## Task
Copy all lines below containing "JSON".

# Material start

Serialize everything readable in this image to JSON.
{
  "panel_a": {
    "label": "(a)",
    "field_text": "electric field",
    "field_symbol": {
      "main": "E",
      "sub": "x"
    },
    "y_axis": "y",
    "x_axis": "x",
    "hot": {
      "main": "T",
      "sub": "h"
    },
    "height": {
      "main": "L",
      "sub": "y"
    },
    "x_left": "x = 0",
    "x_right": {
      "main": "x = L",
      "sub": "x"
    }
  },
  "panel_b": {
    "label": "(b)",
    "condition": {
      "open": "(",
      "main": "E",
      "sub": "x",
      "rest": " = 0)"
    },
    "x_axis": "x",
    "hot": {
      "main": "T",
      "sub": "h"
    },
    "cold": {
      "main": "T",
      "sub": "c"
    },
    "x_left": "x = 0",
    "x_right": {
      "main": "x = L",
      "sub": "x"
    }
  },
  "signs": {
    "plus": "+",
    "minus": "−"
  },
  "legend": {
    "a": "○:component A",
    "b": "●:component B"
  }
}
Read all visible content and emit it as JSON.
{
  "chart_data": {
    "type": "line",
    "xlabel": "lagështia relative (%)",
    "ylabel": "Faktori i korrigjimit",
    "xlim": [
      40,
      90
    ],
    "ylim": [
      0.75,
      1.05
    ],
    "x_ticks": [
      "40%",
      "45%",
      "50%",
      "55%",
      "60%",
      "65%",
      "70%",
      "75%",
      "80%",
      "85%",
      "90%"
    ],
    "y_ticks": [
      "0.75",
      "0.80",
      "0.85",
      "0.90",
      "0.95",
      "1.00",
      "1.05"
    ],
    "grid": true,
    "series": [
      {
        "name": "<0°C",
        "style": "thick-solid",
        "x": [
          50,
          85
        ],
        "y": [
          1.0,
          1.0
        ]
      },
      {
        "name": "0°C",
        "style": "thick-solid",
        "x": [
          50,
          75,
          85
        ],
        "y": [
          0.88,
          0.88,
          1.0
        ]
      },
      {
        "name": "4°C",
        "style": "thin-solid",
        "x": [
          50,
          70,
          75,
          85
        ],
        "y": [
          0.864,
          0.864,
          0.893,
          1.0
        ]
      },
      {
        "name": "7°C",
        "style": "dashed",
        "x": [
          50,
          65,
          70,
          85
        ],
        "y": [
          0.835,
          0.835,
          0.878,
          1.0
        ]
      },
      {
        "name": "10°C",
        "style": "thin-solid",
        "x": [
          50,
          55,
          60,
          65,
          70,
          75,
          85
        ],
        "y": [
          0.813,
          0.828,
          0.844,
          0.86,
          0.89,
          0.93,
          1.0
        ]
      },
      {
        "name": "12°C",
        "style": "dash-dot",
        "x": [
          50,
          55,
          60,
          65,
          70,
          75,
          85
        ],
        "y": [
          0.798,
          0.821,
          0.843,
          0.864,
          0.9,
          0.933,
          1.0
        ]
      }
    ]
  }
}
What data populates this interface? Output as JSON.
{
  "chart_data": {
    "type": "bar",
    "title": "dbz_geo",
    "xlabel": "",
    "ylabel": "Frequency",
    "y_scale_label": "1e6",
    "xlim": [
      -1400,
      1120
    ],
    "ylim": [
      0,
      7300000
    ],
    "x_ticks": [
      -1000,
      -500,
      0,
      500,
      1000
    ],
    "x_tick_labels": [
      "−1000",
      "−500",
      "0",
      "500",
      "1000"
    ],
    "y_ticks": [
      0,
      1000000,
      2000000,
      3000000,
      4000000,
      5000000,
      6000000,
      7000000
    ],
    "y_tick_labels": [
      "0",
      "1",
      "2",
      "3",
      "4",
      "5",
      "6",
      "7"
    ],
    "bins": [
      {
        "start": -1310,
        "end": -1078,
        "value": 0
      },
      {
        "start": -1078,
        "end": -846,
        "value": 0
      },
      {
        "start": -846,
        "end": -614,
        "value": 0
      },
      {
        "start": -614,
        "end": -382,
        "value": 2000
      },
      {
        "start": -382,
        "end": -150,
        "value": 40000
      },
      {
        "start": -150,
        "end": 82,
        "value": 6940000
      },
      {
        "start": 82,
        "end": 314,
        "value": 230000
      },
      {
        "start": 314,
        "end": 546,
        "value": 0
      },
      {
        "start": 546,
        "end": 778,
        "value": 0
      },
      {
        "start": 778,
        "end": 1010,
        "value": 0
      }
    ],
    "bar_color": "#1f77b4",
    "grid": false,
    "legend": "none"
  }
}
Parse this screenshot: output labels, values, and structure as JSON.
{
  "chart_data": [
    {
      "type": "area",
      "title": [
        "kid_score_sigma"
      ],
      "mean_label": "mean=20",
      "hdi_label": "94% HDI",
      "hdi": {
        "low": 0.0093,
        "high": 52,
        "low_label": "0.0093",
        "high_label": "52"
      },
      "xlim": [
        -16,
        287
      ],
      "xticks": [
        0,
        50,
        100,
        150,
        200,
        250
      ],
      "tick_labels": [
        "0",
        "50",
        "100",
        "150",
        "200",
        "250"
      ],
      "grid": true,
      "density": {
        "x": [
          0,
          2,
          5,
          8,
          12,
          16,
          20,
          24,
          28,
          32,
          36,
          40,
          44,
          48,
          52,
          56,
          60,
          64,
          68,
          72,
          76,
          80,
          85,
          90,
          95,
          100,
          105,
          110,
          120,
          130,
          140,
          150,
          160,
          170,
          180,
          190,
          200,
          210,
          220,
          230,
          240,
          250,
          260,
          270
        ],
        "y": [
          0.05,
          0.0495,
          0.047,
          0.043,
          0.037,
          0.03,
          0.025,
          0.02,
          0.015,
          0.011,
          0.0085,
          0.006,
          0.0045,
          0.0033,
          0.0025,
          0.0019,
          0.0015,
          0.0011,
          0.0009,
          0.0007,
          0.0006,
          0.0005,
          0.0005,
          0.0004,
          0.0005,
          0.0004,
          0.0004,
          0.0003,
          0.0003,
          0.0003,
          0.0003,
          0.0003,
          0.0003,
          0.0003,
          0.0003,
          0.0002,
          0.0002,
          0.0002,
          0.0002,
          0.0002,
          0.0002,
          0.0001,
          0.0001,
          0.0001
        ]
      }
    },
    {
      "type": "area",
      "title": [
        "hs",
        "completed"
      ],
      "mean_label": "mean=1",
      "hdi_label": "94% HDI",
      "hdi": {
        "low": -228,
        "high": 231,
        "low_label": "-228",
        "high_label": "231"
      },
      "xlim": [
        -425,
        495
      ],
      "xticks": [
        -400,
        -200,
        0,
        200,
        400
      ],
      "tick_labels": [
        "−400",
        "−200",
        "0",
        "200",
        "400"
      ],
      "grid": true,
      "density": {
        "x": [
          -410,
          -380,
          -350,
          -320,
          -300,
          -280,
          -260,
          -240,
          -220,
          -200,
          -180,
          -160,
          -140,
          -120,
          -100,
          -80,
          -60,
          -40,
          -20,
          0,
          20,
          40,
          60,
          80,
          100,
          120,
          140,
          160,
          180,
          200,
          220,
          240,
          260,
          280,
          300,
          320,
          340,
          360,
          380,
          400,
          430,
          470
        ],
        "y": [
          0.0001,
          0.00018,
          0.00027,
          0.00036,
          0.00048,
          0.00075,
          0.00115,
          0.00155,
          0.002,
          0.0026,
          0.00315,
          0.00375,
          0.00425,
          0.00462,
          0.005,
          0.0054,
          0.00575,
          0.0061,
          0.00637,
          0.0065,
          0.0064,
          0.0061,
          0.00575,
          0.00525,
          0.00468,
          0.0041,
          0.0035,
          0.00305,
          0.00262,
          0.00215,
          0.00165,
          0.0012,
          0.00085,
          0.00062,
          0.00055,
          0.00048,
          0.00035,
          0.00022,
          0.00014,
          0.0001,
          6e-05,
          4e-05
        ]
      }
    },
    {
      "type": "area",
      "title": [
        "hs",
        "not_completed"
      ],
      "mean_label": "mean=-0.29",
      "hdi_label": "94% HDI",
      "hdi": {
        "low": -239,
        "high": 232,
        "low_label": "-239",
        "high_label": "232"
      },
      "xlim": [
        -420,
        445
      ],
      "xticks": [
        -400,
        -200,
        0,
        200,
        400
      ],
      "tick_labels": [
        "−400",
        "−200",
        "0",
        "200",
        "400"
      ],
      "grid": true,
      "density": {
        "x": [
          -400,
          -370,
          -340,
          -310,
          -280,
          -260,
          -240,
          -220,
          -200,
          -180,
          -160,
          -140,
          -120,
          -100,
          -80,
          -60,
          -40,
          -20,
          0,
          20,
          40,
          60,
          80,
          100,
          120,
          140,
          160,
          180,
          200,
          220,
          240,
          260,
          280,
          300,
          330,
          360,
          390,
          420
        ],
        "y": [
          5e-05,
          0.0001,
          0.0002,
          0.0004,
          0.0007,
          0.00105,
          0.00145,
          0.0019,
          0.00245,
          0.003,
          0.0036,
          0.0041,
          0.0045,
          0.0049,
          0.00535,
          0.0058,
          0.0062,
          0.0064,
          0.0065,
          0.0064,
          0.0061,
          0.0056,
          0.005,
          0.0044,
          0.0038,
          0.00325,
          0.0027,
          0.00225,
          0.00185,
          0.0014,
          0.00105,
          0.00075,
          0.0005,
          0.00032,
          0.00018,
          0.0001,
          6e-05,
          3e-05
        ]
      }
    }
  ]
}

# Material end

## Answer
Serialize everything readable in this image to JSON.
Read all visible content and emit it as JSON.
What data populates this interface? Output as JSON.
Parse this screenshot: output labels, values, and structure as JSON.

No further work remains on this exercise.